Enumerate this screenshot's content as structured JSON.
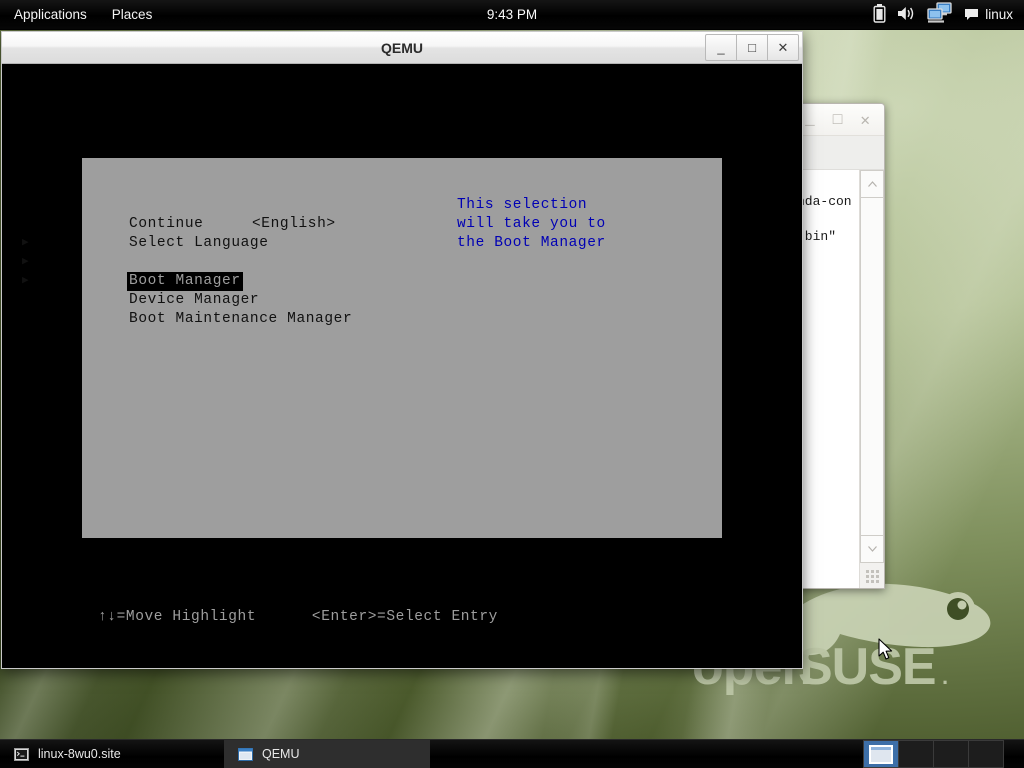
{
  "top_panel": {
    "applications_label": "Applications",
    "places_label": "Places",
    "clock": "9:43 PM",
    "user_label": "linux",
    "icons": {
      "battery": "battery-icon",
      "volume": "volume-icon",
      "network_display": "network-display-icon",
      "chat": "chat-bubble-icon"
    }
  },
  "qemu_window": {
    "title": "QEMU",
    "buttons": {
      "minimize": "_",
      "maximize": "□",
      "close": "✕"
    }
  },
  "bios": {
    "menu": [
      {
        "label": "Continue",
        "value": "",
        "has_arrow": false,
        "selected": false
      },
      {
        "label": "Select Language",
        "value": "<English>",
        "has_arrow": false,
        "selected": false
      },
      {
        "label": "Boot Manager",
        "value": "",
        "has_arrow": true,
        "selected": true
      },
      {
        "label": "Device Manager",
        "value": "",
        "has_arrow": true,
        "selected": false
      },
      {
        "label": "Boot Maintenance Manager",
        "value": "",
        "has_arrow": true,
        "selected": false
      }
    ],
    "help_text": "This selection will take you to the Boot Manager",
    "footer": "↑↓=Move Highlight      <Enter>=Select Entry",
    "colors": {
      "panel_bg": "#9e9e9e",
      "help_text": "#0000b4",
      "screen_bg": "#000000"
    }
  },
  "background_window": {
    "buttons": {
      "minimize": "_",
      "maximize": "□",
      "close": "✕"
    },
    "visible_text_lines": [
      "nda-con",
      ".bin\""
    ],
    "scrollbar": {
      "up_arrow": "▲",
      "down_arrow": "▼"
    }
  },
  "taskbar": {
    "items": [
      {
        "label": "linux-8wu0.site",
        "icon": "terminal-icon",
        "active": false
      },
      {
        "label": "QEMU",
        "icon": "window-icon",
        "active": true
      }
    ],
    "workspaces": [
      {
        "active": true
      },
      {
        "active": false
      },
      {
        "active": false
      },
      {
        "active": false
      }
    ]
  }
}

________________

**Goal**
Transcribe the listing in full and omit the pictures.

**The answer**
Enumerate this screenshot's content as structured JSON.
{
  "top_panel": {
    "applications_label": "Applications",
    "places_label": "Places",
    "clock": "9:43 PM",
    "user_label": "linux",
    "icons": {
      "battery": "battery-icon",
      "volume": "volume-icon",
      "network_display": "network-display-icon",
      "chat": "chat-bubble-icon"
    }
  },
  "qemu_window": {
    "title": "QEMU",
    "buttons": {
      "minimize": "_",
      "maximize": "□",
      "close": "✕"
    }
  },
  "bios": {
    "menu": [
      {
        "label": "Continue",
        "value": "",
        "has_arrow": false,
        "selected": false
      },
      {
        "label": "Select Language",
        "value": "<English>",
        "has_arrow": false,
        "selected": false
      },
      {
        "label": "Boot Manager",
        "value": "",
        "has_arrow": true,
        "selected": true
      },
      {
        "label": "Device Manager",
        "value": "",
        "has_arrow": true,
        "selected": false
      },
      {
        "label": "Boot Maintenance Manager",
        "value": "",
        "has_arrow": true,
        "selected": false
      }
    ],
    "help_text": "This selection will take you to the Boot Manager",
    "footer": "↑↓=Move Highlight      <Enter>=Select Entry",
    "colors": {
      "panel_bg": "#9e9e9e",
      "help_text": "#0000b4",
      "screen_bg": "#000000"
    }
  },
  "background_window": {
    "buttons": {
      "minimize": "_",
      "maximize": "□",
      "close": "✕"
    },
    "visible_text_lines": [
      "nda-con",
      ".bin\""
    ],
    "scrollbar": {
      "up_arrow": "▲",
      "down_arrow": "▼"
    }
  },
  "taskbar": {
    "items": [
      {
        "label": "linux-8wu0.site",
        "icon": "terminal-icon",
        "active": false
      },
      {
        "label": "QEMU",
        "icon": "window-icon",
        "active": true
      }
    ],
    "workspaces": [
      {
        "active": true
      },
      {
        "active": false
      },
      {
        "active": false
      },
      {
        "active": false
      }
    ]
  }
}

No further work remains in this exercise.